• _Excerpted data_:
────────────────

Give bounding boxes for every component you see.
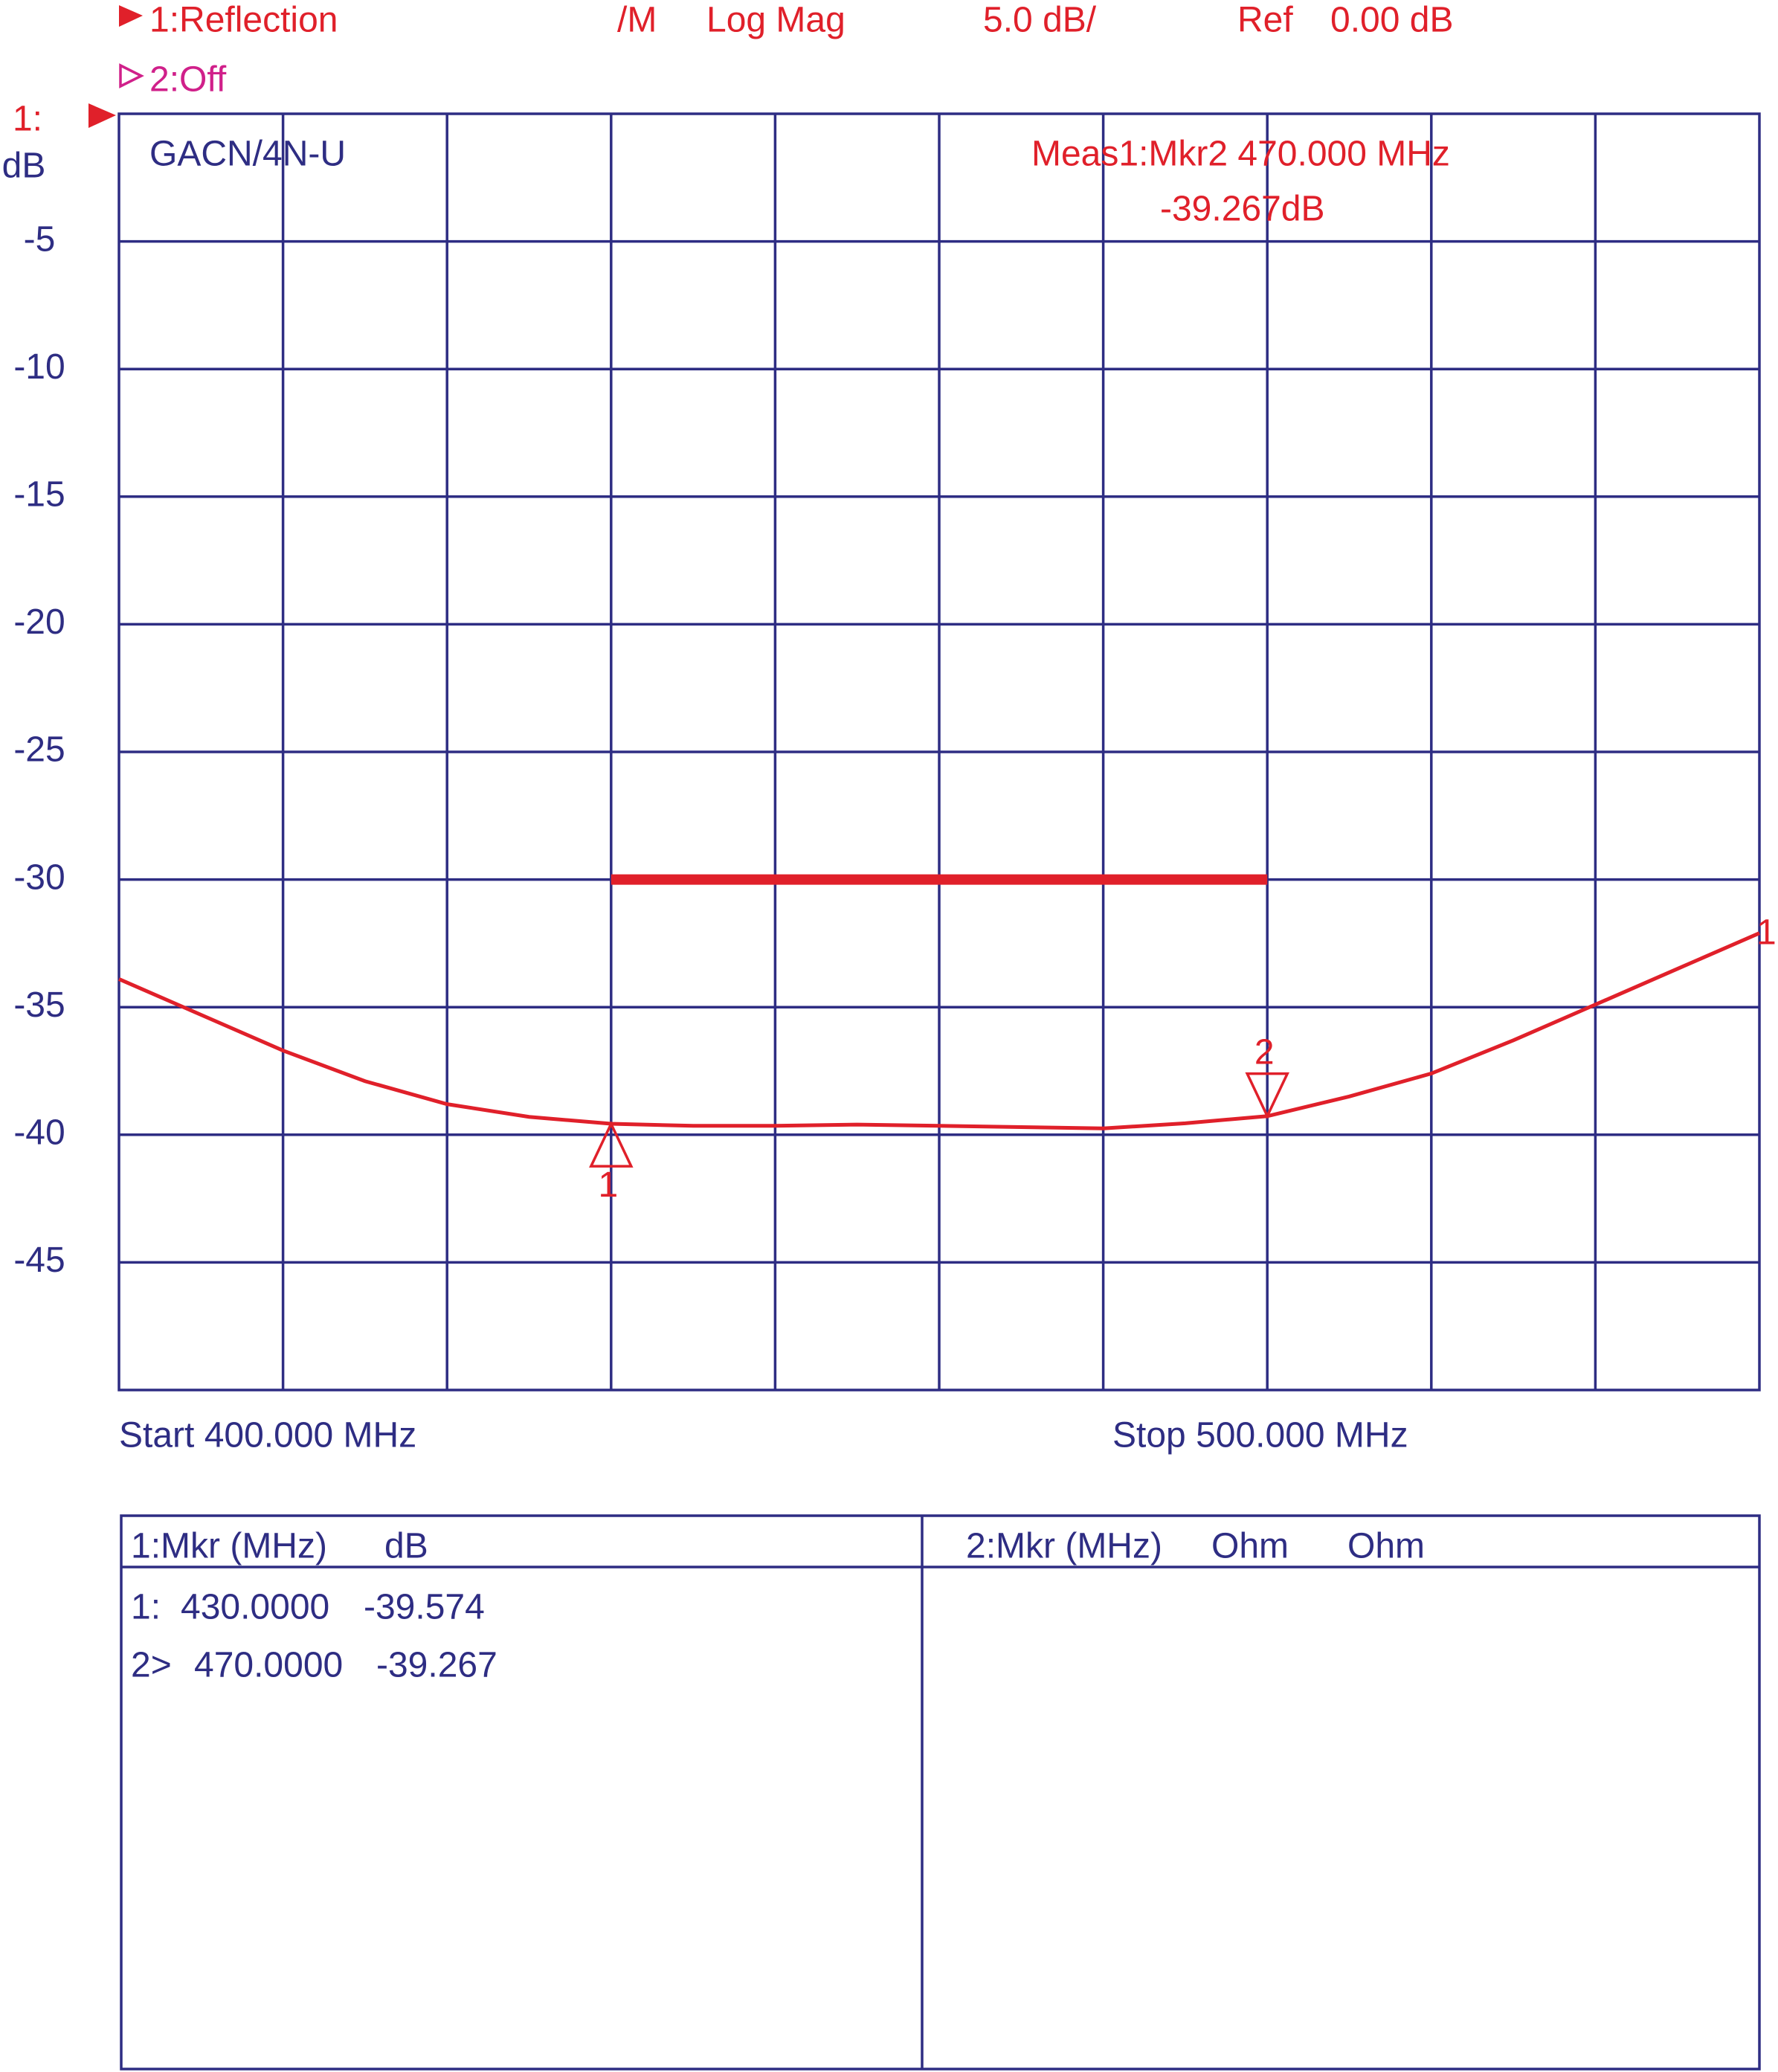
table-cell: 470.0000 — [194, 1646, 343, 1685]
table-header: 1:Mkr (MHz) — [131, 1527, 327, 1566]
stop-label: Stop 500.000 MHz — [1112, 1416, 1408, 1455]
channel1-indicator — [119, 5, 143, 27]
trace — [118, 931, 1760, 1130]
marker-label: 1 — [598, 1165, 618, 1205]
marker — [1245, 1072, 1289, 1119]
channel2-indicator — [119, 63, 144, 89]
y-tick-label: -5 — [24, 219, 56, 259]
table-header: 2:Mkr (MHz) — [966, 1527, 1162, 1566]
marker — [589, 1121, 634, 1168]
y-tick-label: -40 — [13, 1113, 65, 1152]
table-cell: -39.267 — [376, 1646, 497, 1685]
table-header: Ohm — [1211, 1527, 1289, 1566]
y-axis-unit: dB — [2, 147, 46, 186]
ref-value: 0.00 dB — [1330, 1, 1453, 40]
y-tick-label: -20 — [13, 602, 65, 642]
y-tick-label: -45 — [13, 1241, 65, 1280]
table-cell: 430.0000 — [181, 1588, 329, 1627]
y-tick-label: -35 — [13, 985, 65, 1025]
table-cell: 2> — [131, 1646, 172, 1685]
channel-label: 1: — [13, 100, 42, 139]
table-cell: 1: — [131, 1588, 161, 1627]
measurement-line1: Meas1:Mkr2 470.000 MHz — [1031, 135, 1450, 174]
marker-label: 2 — [1254, 1032, 1275, 1072]
ref-indicator — [88, 103, 116, 128]
table-header: Ohm — [1347, 1527, 1425, 1566]
marker-table — [120, 1514, 1761, 2071]
trace-title: GACN/4N-U — [149, 135, 346, 174]
scale: 5.0 dB/ — [983, 1, 1097, 40]
trace-label: 1 — [1756, 913, 1777, 952]
table-header: dB — [384, 1527, 428, 1566]
start-label: Start 400.000 MHz — [119, 1416, 416, 1455]
y-tick-label: -25 — [13, 730, 65, 770]
measurement-line2: -39.267dB — [1160, 190, 1325, 229]
channel2-label: 2:Off — [149, 60, 227, 100]
channel1-label: 1:Reflection — [149, 1, 338, 40]
format-mode: /M — [617, 1, 657, 40]
format: Log Mag — [706, 1, 845, 40]
y-tick-label: -10 — [13, 347, 65, 387]
ref-label: Ref — [1237, 1, 1293, 40]
table-cell: -39.574 — [364, 1588, 485, 1627]
y-tick-label: -15 — [13, 474, 65, 514]
y-tick-label: -30 — [13, 858, 65, 897]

────────────────

• _Task details_: Could you pull every line out of the entry above and reproduce it verbatim, leaving out the picture?

• _Answer in full_:
Give bounding boxes for every component you see.
table-cell: 470.0000 — [194, 1646, 343, 1685]
table-header: 1:Mkr (MHz) — [131, 1527, 327, 1566]
stop-label: Stop 500.000 MHz — [1112, 1416, 1408, 1455]
channel1-indicator — [119, 5, 143, 27]
trace — [118, 931, 1760, 1130]
marker-label: 1 — [598, 1165, 618, 1205]
marker — [1245, 1072, 1289, 1119]
channel2-indicator — [119, 63, 144, 89]
y-tick-label: -5 — [24, 219, 56, 259]
table-header: 2:Mkr (MHz) — [966, 1527, 1162, 1566]
marker — [589, 1121, 634, 1168]
y-tick-label: -40 — [13, 1113, 65, 1152]
table-cell: -39.267 — [376, 1646, 497, 1685]
table-header: Ohm — [1211, 1527, 1289, 1566]
y-axis-unit: dB — [2, 147, 46, 186]
ref-value: 0.00 dB — [1330, 1, 1453, 40]
y-tick-label: -20 — [13, 602, 65, 642]
y-tick-label: -45 — [13, 1241, 65, 1280]
table-cell: 430.0000 — [181, 1588, 329, 1627]
y-tick-label: -35 — [13, 985, 65, 1025]
table-cell: 2> — [131, 1646, 172, 1685]
channel-label: 1: — [13, 100, 42, 139]
table-cell: 1: — [131, 1588, 161, 1627]
measurement-line1: Meas1:Mkr2 470.000 MHz — [1031, 135, 1450, 174]
marker-label: 2 — [1254, 1032, 1275, 1072]
ref-indicator — [88, 103, 116, 128]
table-header: Ohm — [1347, 1527, 1425, 1566]
marker-table — [120, 1514, 1761, 2071]
trace-title: GACN/4N-U — [149, 135, 346, 174]
scale: 5.0 dB/ — [983, 1, 1097, 40]
trace-label: 1 — [1756, 913, 1777, 952]
table-header: dB — [384, 1527, 428, 1566]
start-label: Start 400.000 MHz — [119, 1416, 416, 1455]
y-tick-label: -25 — [13, 730, 65, 770]
measurement-line2: -39.267dB — [1160, 190, 1325, 229]
channel2-label: 2:Off — [149, 60, 227, 100]
channel1-label: 1:Reflection — [149, 1, 338, 40]
format-mode: /M — [617, 1, 657, 40]
format: Log Mag — [706, 1, 845, 40]
y-tick-label: -10 — [13, 347, 65, 387]
ref-label: Ref — [1237, 1, 1293, 40]
table-cell: -39.574 — [364, 1588, 485, 1627]
y-tick-label: -15 — [13, 474, 65, 514]
y-tick-label: -30 — [13, 858, 65, 897]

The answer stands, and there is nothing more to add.